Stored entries
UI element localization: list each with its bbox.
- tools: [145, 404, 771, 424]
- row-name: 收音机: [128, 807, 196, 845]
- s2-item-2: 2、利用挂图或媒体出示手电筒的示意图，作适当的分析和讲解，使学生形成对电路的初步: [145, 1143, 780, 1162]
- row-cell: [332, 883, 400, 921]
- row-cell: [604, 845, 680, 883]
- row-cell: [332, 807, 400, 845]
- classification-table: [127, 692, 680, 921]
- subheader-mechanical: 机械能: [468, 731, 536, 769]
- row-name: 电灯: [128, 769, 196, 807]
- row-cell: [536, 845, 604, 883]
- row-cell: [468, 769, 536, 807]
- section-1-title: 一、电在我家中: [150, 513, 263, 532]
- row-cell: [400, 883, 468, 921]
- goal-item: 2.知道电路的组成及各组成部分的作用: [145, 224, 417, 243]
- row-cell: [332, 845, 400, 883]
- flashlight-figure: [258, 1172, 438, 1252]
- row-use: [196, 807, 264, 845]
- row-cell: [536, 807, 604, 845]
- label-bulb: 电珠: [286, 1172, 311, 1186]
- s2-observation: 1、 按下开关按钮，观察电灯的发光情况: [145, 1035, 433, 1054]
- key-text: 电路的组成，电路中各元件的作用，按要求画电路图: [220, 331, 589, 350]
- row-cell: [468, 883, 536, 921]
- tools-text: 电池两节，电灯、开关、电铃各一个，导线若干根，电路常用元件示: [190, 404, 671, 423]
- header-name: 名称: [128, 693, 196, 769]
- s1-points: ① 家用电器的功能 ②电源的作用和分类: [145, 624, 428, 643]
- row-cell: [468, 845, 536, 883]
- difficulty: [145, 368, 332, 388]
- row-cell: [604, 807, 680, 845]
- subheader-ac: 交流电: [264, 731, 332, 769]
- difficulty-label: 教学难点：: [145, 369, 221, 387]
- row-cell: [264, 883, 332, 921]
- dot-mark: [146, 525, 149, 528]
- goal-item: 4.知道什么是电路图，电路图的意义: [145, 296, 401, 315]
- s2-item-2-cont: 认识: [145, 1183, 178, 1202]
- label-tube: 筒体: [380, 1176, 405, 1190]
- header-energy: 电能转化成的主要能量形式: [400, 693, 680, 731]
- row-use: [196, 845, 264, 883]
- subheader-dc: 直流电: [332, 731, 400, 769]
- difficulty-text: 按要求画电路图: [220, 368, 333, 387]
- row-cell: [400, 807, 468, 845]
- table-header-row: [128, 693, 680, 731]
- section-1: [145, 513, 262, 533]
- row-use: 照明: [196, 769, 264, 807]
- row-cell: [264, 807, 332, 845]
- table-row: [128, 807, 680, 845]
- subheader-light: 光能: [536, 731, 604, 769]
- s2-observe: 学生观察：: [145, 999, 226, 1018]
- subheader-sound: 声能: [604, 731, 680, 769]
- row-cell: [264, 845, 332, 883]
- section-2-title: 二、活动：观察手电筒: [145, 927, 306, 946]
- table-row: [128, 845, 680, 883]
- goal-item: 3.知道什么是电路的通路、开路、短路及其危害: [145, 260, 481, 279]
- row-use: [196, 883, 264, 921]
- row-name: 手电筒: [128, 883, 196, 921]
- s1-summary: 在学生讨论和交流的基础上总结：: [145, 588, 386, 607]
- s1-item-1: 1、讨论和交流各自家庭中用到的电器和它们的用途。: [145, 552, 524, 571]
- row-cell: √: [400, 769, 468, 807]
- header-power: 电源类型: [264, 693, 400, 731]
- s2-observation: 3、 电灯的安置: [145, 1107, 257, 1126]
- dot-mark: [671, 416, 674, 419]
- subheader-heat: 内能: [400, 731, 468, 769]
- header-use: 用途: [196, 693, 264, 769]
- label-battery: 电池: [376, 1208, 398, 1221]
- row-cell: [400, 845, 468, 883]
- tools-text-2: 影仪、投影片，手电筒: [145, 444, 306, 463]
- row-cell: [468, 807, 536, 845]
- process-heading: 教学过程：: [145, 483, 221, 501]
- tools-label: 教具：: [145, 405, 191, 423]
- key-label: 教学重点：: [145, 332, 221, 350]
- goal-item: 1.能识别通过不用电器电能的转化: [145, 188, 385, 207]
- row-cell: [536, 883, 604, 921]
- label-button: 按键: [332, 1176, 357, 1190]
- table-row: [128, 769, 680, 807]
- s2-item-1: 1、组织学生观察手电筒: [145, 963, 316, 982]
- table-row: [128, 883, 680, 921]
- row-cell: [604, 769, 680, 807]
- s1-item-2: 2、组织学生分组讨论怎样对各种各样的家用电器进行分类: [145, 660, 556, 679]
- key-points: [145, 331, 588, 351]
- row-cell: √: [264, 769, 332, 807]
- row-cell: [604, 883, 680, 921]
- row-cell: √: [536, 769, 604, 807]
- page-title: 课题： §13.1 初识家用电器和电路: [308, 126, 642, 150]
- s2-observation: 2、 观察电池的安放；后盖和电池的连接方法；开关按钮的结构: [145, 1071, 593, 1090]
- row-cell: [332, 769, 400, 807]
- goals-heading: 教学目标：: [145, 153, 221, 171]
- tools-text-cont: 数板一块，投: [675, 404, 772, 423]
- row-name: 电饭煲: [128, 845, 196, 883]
* * *
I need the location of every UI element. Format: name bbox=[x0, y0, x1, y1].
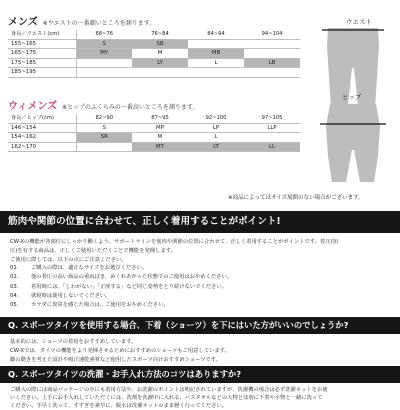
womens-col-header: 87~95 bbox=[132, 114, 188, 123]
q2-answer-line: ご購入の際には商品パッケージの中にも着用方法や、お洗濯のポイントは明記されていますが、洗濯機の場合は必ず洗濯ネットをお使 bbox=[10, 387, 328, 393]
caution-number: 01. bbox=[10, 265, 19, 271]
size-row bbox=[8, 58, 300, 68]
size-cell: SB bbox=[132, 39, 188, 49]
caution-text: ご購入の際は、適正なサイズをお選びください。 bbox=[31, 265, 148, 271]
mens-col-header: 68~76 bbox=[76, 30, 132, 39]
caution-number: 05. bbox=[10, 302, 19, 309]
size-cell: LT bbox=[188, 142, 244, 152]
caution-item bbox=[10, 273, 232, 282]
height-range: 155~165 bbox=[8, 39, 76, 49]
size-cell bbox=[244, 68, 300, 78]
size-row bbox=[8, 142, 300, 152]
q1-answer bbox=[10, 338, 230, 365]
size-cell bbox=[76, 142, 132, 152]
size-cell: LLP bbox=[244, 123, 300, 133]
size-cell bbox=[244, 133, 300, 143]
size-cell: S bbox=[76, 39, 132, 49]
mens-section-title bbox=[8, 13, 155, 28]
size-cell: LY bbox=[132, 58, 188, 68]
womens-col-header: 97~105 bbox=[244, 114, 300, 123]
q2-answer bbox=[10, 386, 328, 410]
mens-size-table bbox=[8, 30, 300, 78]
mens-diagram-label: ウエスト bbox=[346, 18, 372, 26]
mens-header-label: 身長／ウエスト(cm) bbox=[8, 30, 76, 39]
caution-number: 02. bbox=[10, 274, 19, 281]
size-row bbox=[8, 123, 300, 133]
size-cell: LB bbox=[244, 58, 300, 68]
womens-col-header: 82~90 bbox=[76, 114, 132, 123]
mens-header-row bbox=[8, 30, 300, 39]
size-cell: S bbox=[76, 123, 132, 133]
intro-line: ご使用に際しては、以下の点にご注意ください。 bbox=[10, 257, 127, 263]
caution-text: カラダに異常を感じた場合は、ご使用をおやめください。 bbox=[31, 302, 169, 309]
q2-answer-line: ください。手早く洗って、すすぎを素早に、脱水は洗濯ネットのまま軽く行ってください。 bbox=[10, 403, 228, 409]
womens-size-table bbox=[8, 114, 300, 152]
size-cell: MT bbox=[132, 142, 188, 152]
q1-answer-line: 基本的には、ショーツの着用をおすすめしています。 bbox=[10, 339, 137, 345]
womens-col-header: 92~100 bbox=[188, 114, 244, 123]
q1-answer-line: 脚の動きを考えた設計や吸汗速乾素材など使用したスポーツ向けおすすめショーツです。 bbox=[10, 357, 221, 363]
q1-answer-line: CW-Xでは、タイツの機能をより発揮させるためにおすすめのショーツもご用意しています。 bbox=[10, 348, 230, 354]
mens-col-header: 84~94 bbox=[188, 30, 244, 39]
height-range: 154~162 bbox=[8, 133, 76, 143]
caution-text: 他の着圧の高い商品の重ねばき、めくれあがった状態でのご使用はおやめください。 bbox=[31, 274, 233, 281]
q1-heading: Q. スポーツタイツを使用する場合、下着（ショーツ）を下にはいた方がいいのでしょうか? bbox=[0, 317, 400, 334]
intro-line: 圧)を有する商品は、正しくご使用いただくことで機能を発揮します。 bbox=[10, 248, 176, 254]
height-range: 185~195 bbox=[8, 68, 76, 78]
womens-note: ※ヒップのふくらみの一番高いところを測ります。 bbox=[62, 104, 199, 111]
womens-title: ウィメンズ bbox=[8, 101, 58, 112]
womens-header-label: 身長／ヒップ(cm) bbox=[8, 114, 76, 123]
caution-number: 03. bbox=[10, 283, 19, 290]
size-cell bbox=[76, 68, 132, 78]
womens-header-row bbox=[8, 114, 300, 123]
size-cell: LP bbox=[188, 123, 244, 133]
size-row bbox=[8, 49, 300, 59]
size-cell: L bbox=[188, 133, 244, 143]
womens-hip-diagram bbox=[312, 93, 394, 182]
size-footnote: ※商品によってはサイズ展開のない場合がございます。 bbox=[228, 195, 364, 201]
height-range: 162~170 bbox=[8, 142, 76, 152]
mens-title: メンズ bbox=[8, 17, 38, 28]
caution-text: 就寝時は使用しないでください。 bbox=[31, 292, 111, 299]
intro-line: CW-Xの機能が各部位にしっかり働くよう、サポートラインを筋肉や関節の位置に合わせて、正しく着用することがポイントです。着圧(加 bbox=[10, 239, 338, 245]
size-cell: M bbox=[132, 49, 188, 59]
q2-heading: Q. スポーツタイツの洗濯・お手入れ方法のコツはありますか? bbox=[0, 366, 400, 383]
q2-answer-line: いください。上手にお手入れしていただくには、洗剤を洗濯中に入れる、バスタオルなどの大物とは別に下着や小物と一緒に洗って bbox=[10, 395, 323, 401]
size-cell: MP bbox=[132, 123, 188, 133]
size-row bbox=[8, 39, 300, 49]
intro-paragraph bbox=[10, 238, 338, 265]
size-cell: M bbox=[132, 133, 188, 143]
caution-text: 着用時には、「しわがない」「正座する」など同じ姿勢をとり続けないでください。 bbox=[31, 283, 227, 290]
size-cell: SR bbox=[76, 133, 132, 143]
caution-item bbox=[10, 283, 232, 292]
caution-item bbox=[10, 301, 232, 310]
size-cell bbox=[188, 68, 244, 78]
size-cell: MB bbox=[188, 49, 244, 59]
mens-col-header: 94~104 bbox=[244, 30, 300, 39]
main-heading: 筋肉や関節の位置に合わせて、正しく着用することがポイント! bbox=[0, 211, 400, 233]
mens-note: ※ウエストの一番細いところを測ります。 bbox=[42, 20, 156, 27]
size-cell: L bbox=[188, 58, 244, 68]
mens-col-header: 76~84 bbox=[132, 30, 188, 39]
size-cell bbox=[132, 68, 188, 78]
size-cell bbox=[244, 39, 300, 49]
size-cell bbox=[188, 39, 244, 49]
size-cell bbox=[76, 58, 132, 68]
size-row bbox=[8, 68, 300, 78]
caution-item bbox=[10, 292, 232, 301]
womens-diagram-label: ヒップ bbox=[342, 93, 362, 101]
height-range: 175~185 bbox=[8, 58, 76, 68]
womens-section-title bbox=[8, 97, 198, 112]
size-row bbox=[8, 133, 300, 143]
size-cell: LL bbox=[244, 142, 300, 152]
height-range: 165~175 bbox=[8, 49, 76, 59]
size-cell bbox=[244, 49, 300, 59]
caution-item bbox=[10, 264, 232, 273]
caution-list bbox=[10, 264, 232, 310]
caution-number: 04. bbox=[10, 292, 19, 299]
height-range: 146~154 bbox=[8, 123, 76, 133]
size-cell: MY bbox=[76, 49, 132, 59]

- _Task objective_: In the part of the material that opens with the line containing "womens-col-header: 87~95 bbox=[132, 114, 188, 123]" and closes with the line containing "q1-answer bbox=[10, 338, 230, 365]", substitute "grid-cell" for every "size-cell" and reproduce those lines with everything else left as it is.

- _Exercise output_:
womens-col-header: 87~95 bbox=[132, 114, 188, 123]
q2-answer-line: ご購入の際には商品パッケージの中にも着用方法や、お洗濯のポイントは明記されていますが、洗濯機の場合は必ず洗濯ネットをお使 bbox=[10, 387, 328, 393]
caution-number: 01. bbox=[10, 265, 19, 271]
size-row bbox=[8, 58, 300, 68]
grid-cell: SB bbox=[132, 39, 188, 49]
caution-text: ご購入の際は、適正なサイズをお選びください。 bbox=[31, 265, 148, 271]
mens-col-header: 68~76 bbox=[76, 30, 132, 39]
caution-number: 05. bbox=[10, 302, 19, 309]
grid-cell: LT bbox=[188, 142, 244, 152]
caution-item bbox=[10, 273, 232, 282]
height-range: 155~165 bbox=[8, 39, 76, 49]
grid-cell bbox=[244, 68, 300, 78]
size-row bbox=[8, 142, 300, 152]
q1-answer bbox=[10, 338, 230, 365]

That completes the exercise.